** START OF Provided records **

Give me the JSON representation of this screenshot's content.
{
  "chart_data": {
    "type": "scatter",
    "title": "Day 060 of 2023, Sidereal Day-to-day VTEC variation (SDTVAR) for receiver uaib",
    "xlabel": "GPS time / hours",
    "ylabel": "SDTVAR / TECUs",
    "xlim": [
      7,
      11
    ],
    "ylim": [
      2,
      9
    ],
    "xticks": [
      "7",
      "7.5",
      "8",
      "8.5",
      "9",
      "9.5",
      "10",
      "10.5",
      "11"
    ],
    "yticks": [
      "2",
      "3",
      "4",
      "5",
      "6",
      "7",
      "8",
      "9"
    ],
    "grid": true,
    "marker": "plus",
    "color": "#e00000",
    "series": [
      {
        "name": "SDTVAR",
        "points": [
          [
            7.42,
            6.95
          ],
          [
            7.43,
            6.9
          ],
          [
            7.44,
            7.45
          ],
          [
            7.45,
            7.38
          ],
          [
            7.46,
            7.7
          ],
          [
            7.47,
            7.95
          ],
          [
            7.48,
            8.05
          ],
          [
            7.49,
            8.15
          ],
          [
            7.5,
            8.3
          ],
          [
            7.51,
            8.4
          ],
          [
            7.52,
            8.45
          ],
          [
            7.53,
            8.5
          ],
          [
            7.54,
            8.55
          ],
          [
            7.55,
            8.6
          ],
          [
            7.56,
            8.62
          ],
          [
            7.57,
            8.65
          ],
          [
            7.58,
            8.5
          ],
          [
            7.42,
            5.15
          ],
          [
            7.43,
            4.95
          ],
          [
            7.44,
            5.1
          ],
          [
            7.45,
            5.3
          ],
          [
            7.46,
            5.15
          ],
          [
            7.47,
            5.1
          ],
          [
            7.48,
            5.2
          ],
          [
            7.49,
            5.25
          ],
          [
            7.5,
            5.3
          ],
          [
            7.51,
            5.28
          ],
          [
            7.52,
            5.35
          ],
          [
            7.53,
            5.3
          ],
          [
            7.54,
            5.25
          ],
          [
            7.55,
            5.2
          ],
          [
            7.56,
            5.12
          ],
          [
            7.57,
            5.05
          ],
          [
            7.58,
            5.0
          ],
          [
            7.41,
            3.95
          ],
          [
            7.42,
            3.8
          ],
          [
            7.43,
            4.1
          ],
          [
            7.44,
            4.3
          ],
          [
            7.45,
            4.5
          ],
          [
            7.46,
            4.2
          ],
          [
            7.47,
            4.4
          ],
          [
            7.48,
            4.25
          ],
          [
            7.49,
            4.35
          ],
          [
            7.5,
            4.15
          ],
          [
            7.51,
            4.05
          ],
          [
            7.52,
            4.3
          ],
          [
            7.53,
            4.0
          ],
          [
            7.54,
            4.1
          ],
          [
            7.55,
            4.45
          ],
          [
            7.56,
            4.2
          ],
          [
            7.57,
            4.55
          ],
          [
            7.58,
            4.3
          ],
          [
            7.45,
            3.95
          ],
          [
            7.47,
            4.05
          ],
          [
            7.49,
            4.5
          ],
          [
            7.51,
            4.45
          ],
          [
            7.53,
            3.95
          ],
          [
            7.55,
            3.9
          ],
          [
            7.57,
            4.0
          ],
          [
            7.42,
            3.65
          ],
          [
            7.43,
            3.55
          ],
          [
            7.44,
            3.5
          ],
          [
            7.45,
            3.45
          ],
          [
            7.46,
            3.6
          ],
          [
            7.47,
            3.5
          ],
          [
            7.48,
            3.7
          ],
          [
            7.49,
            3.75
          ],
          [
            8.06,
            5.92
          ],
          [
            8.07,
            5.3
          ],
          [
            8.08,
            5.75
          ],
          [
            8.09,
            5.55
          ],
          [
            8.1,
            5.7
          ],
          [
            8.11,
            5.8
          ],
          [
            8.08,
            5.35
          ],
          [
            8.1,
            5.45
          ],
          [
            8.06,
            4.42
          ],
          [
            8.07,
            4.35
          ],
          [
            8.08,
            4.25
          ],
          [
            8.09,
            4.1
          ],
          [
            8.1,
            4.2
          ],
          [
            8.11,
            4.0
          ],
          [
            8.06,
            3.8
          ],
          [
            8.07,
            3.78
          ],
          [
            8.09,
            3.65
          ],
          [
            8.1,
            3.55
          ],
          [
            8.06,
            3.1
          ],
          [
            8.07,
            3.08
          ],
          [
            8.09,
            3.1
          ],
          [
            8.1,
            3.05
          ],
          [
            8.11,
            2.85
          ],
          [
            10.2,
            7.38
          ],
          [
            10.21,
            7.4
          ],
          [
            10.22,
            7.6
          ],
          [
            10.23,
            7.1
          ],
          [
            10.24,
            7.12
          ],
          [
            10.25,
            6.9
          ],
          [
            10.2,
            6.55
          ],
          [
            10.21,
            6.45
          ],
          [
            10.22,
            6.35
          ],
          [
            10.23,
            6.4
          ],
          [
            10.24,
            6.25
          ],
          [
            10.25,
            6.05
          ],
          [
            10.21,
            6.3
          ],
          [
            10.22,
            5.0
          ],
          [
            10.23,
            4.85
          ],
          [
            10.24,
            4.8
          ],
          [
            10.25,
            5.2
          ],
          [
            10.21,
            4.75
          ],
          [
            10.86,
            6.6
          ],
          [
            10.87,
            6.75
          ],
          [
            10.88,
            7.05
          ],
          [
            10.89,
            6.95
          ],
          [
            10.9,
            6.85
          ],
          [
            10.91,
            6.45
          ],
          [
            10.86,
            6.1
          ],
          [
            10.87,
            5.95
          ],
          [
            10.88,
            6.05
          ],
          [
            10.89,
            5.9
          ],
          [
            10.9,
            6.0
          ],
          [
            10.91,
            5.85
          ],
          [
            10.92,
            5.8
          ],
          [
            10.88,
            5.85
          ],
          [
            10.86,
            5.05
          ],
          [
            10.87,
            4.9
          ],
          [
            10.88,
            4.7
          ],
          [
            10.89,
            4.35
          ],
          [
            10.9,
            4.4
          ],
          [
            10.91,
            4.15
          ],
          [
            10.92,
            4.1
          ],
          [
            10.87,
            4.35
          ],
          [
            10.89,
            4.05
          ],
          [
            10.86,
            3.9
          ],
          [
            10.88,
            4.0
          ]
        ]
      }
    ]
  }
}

** END OF Provided records **

Exercise brief |
Produce an exact copy of all the records.

Exercise output |
Give me the JSON representation of this screenshot's content.
{
  "chart_data": {
    "type": "scatter",
    "title": "Day 060 of 2023, Sidereal Day-to-day VTEC variation (SDTVAR) for receiver uaib",
    "xlabel": "GPS time / hours",
    "ylabel": "SDTVAR / TECUs",
    "xlim": [
      7,
      11
    ],
    "ylim": [
      2,
      9
    ],
    "xticks": [
      "7",
      "7.5",
      "8",
      "8.5",
      "9",
      "9.5",
      "10",
      "10.5",
      "11"
    ],
    "yticks": [
      "2",
      "3",
      "4",
      "5",
      "6",
      "7",
      "8",
      "9"
    ],
    "grid": true,
    "marker": "plus",
    "color": "#e00000",
    "series": [
      {
        "name": "SDTVAR",
        "points": [
          [
            7.42,
            6.95
          ],
          [
            7.43,
            6.9
          ],
          [
            7.44,
            7.45
          ],
          [
            7.45,
            7.38
          ],
          [
            7.46,
            7.7
          ],
          [
            7.47,
            7.95
          ],
          [
            7.48,
            8.05
          ],
          [
            7.49,
            8.15
          ],
          [
            7.5,
            8.3
          ],
          [
            7.51,
            8.4
          ],
          [
            7.52,
            8.45
          ],
          [
            7.53,
            8.5
          ],
          [
            7.54,
            8.55
          ],
          [
            7.55,
            8.6
          ],
          [
            7.56,
            8.62
          ],
          [
            7.57,
            8.65
          ],
          [
            7.58,
            8.5
          ],
          [
            7.42,
            5.15
          ],
          [
            7.43,
            4.95
          ],
          [
            7.44,
            5.1
          ],
          [
            7.45,
            5.3
          ],
          [
            7.46,
            5.15
          ],
          [
            7.47,
            5.1
          ],
          [
            7.48,
            5.2
          ],
          [
            7.49,
            5.25
          ],
          [
            7.5,
            5.3
          ],
          [
            7.51,
            5.28
          ],
          [
            7.52,
            5.35
          ],
          [
            7.53,
            5.3
          ],
          [
            7.54,
            5.25
          ],
          [
            7.55,
            5.2
          ],
          [
            7.56,
            5.12
          ],
          [
            7.57,
            5.05
          ],
          [
            7.58,
            5.0
          ],
          [
            7.41,
            3.95
          ],
          [
            7.42,
            3.8
          ],
          [
            7.43,
            4.1
          ],
          [
            7.44,
            4.3
          ],
          [
            7.45,
            4.5
          ],
          [
            7.46,
            4.2
          ],
          [
            7.47,
            4.4
          ],
          [
            7.48,
            4.25
          ],
          [
            7.49,
            4.35
          ],
          [
            7.5,
            4.15
          ],
          [
            7.51,
            4.05
          ],
          [
            7.52,
            4.3
          ],
          [
            7.53,
            4.0
          ],
          [
            7.54,
            4.1
          ],
          [
            7.55,
            4.45
          ],
          [
            7.56,
            4.2
          ],
          [
            7.57,
            4.55
          ],
          [
            7.58,
            4.3
          ],
          [
            7.45,
            3.95
          ],
          [
            7.47,
            4.05
          ],
          [
            7.49,
            4.5
          ],
          [
            7.51,
            4.45
          ],
          [
            7.53,
            3.95
          ],
          [
            7.55,
            3.9
          ],
          [
            7.57,
            4.0
          ],
          [
            7.42,
            3.65
          ],
          [
            7.43,
            3.55
          ],
          [
            7.44,
            3.5
          ],
          [
            7.45,
            3.45
          ],
          [
            7.46,
            3.6
          ],
          [
            7.47,
            3.5
          ],
          [
            7.48,
            3.7
          ],
          [
            7.49,
            3.75
          ],
          [
            8.06,
            5.92
          ],
          [
            8.07,
            5.3
          ],
          [
            8.08,
            5.75
          ],
          [
            8.09,
            5.55
          ],
          [
            8.1,
            5.7
          ],
          [
            8.11,
            5.8
          ],
          [
            8.08,
            5.35
          ],
          [
            8.1,
            5.45
          ],
          [
            8.06,
            4.42
          ],
          [
            8.07,
            4.35
          ],
          [
            8.08,
            4.25
          ],
          [
            8.09,
            4.1
          ],
          [
            8.1,
            4.2
          ],
          [
            8.11,
            4.0
          ],
          [
            8.06,
            3.8
          ],
          [
            8.07,
            3.78
          ],
          [
            8.09,
            3.65
          ],
          [
            8.1,
            3.55
          ],
          [
            8.06,
            3.1
          ],
          [
            8.07,
            3.08
          ],
          [
            8.09,
            3.1
          ],
          [
            8.1,
            3.05
          ],
          [
            8.11,
            2.85
          ],
          [
            10.2,
            7.38
          ],
          [
            10.21,
            7.4
          ],
          [
            10.22,
            7.6
          ],
          [
            10.23,
            7.1
          ],
          [
            10.24,
            7.12
          ],
          [
            10.25,
            6.9
          ],
          [
            10.2,
            6.55
          ],
          [
            10.21,
            6.45
          ],
          [
            10.22,
            6.35
          ],
          [
            10.23,
            6.4
          ],
          [
            10.24,
            6.25
          ],
          [
            10.25,
            6.05
          ],
          [
            10.21,
            6.3
          ],
          [
            10.22,
            5.0
          ],
          [
            10.23,
            4.85
          ],
          [
            10.24,
            4.8
          ],
          [
            10.25,
            5.2
          ],
          [
            10.21,
            4.75
          ],
          [
            10.86,
            6.6
          ],
          [
            10.87,
            6.75
          ],
          [
            10.88,
            7.05
          ],
          [
            10.89,
            6.95
          ],
          [
            10.9,
            6.85
          ],
          [
            10.91,
            6.45
          ],
          [
            10.86,
            6.1
          ],
          [
            10.87,
            5.95
          ],
          [
            10.88,
            6.05
          ],
          [
            10.89,
            5.9
          ],
          [
            10.9,
            6.0
          ],
          [
            10.91,
            5.85
          ],
          [
            10.92,
            5.8
          ],
          [
            10.88,
            5.85
          ],
          [
            10.86,
            5.05
          ],
          [
            10.87,
            4.9
          ],
          [
            10.88,
            4.7
          ],
          [
            10.89,
            4.35
          ],
          [
            10.9,
            4.4
          ],
          [
            10.91,
            4.15
          ],
          [
            10.92,
            4.1
          ],
          [
            10.87,
            4.35
          ],
          [
            10.89,
            4.05
          ],
          [
            10.86,
            3.9
          ],
          [
            10.88,
            4.0
          ]
        ]
      }
    ]
  }
}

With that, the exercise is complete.